## THE RECORDS
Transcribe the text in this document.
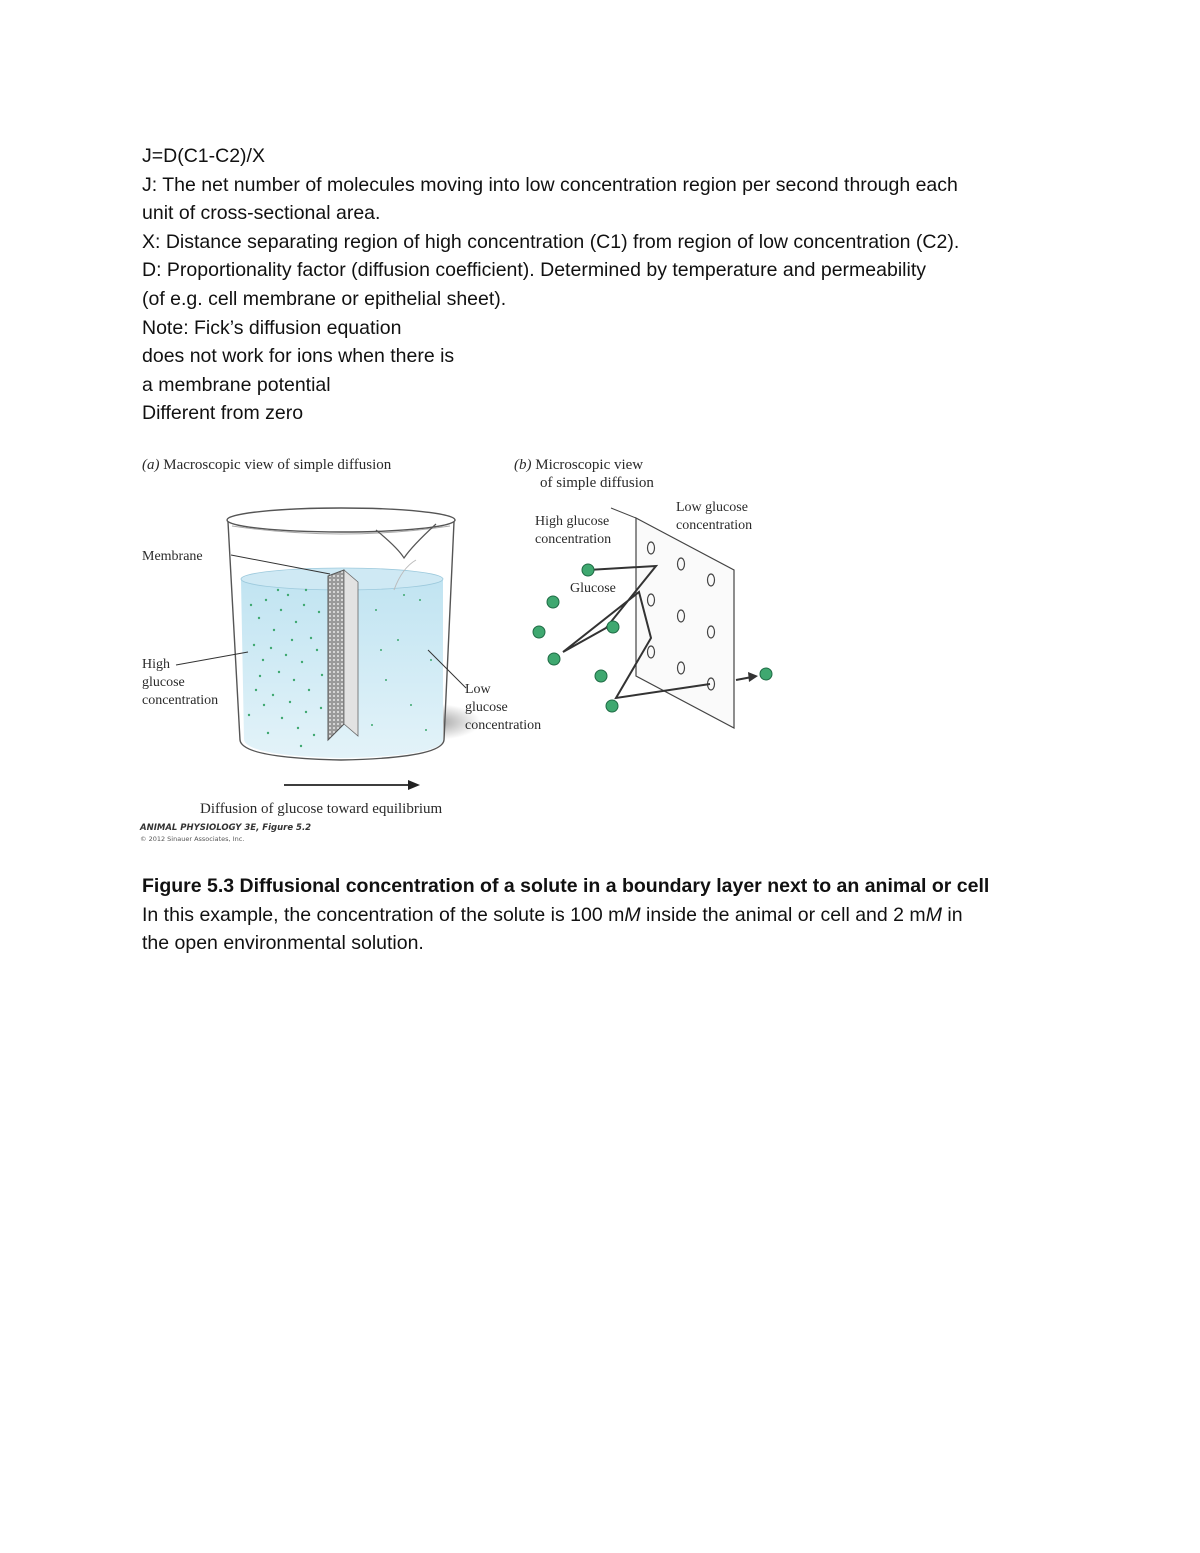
J=D(C1-C2)/X
J: The net number of molecules moving into low concentration region per second through each
unit of cross-sectional area.
X: Distance separating region of high concentration (C1) from region of low concentration (C2).
D: Proportionality factor (diffusion coefficient). Determined by temperature and permeability
(of e.g. cell membrane or epithelial sheet).
Note: Fick’s diffusion equation
does not work for ions when there is
a membrane potential
Different from zero
(a) Macroscopic view of simple diffusion
Membrane
High
glucose
concentration
Low
glucose
concentration
Diffusion of glucose toward equilibrium
ANIMAL PHYSIOLOGY 3E, Figure 5.2
© 2012 Sinauer Associates, Inc.
(b) Microscopic view
of simple diffusion
High glucose
concentration
Low glucose
concentration
Glucose
Figure 5.3 Diffusional concentration of a solute in a boundary layer next to an animal or cell
In this example, the concentration of the solute is 100 mM inside the animal or cell and 2 mM in
the open environmental solution.
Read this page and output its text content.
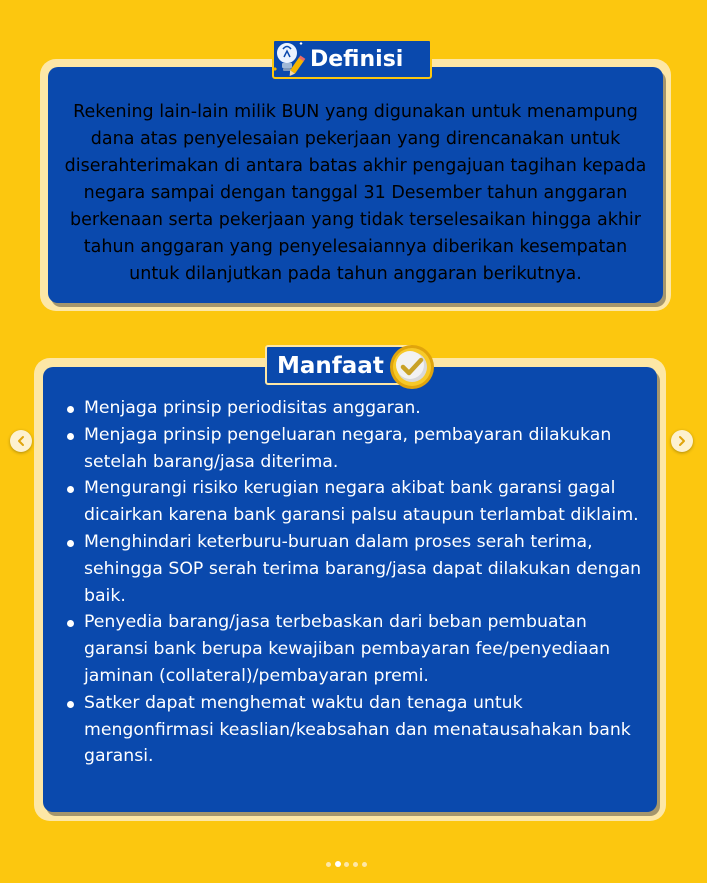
Rekening lain-lain milik BUN yang digunakan untuk menampung dana atas penyelesaian pekerjaan yang direncanakan untuk diserahterimakan di antara batas akhir pengajuan tagihan kepada negara sampai dengan tanggal 31 Desember tahun anggaran berkenaan serta pekerjaan yang tidak terselesaikan hingga akhir tahun anggaran yang penyelesaiannya diberikan kesempatan untuk dilanjutkan pada tahun anggaran berikutnya.

Definisi
Manfaat
Menjaga prinsip periodisitas anggaran.
Menjaga prinsip pengeluaran negara, pembayaran dilakukan setelah barang/jasa diterima.
Mengurangi risiko kerugian negara akibat bank garansi gagal dicairkan karena bank garansi palsu ataupun terlambat diklaim.
Menghindari keterburu-buruan dalam proses serah terima, sehingga SOP serah terima barang/jasa dapat dilakukan dengan baik.
Penyedia barang/jasa terbebaskan dari beban pembuatan garansi bank berupa kewajiban pembayaran fee/penyediaan jaminan (collateral)/pembayaran premi.
Satker dapat menghemat waktu dan tenaga untuk mengonfirmasi keaslian/keabsahan dan menatausahakan bank garansi.
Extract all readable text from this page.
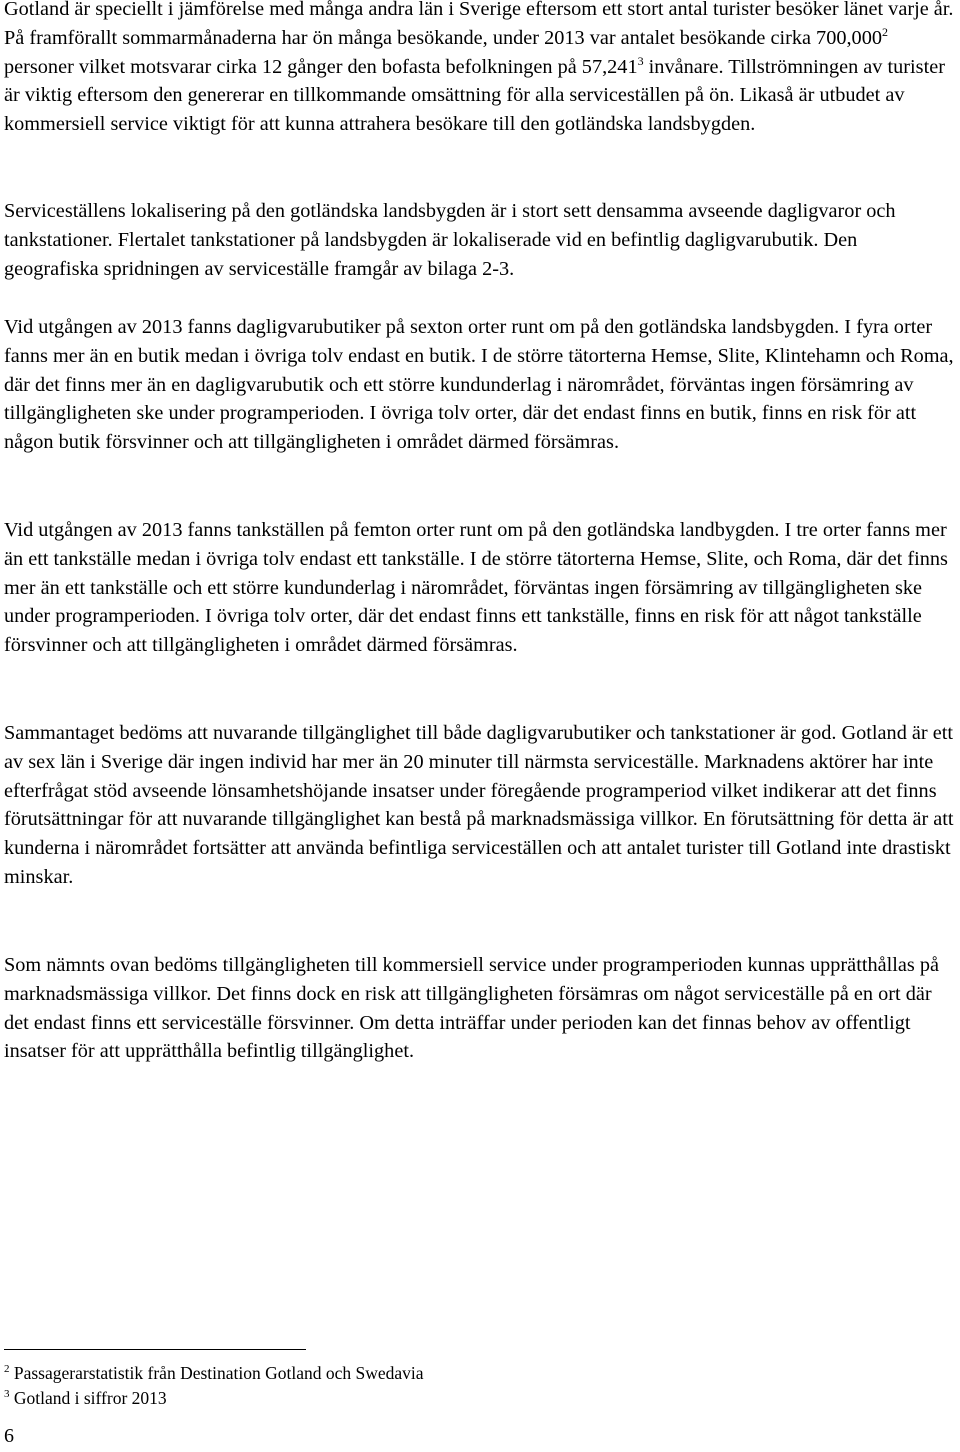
Gotland är speciellt i jämförelse med många andra län i Sverige eftersom ett stort antal turister besöker länet varje år. På framförallt sommarmånaderna har ön många besökande, under 2013 var antalet besökande cirka 700,000$^2$ personer vilket motsvarar cirka 12 gånger den bofasta befolkningen på 57,241$^3$ invånare. Tillströmningen av turister är viktig eftersom den genererar en tillkommande omsättning för alla serviceställen på ön. Likaså är utbudet av kommersiell service viktigt för att kunna attrahera besökare till den gotländska landsbygden.

Serviceställens lokalisering på den gotländska landsbygden är i stort sett densamma avseende dagligvaror och tankstationer. Flertalet tankstationer på landsbygden är lokaliserade vid en befintlig dagligvarubutik. Den geografiska spridningen av serviceställe framgår av bilaga 2-3.

Vid utgången av 2013 fanns dagligvarubutiker på sexton orter runt om på den gotländska landsbygden. I fyra orter fanns mer än en butik medan i övriga tolv endast en butik. I de större tätorterna Hemse, Slite, Klintehamn och Roma, där det finns mer än en dagligvarubutik och ett större kundunderlag i närområdet, förväntas ingen försämring av tillgängligheten ske under programperioden. I övriga tolv orter, där det endast finns en butik, finns en risk för att någon butik försvinner och att tillgängligheten i området därmed försämras.

Vid utgången av 2013 fanns tankställen på femton orter runt om på den gotländska landbygden. I tre orter fanns mer än ett tankställe medan i övriga tolv endast ett tankställe. I de större tätorterna Hemse, Slite, och Roma, där det finns mer än ett tankställe och ett större kundunderlag i närområdet, förväntas ingen försämring av tillgängligheten ske under programperioden. I övriga tolv orter, där det endast finns ett tankställe, finns en risk för att något tankställe försvinner och att tillgängligheten i området därmed försämras.

Sammantaget bedöms att nuvarande tillgänglighet till både dagligvarubutiker och tankstationer är god. Gotland är ett av sex län i Sverige där ingen individ har mer än 20 minuter till närmsta serviceställe. Marknadens aktörer har inte efterfrågat stöd avseende lönsamhetshöjande insatser under föregående programperiod vilket indikerar att det finns förutsättningar för att nuvarande tillgänglighet kan bestå på marknadsmässiga villkor. En förutsättning för detta är att kunderna i närområdet fortsätter att använda befintliga serviceställen och att antalet turister till Gotland inte drastiskt minskar.

Som nämnts ovan bedöms tillgängligheten till kommersiell service under programperioden kunnas upprätthållas på marknadsmässiga villkor. Det finns dock en risk att tillgängligheten försämras om något serviceställe på en ort där det endast finns ett serviceställe försvinner. Om detta inträffar under perioden kan det finnas behov av offentligt insatser för att upprätthålla befintlig tillgänglighet.

$^2$ Passagerarstatistik från Destination Gotland och Swedavia
$^3$ Gotland i siffror 2013
6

## YOUR INSTRUCTIONS
Which lines contain the word "view"? Copy each of them.

## FULL RESPONSE
(a) Macroscopic view of simple diffusion
(b) Microscopic view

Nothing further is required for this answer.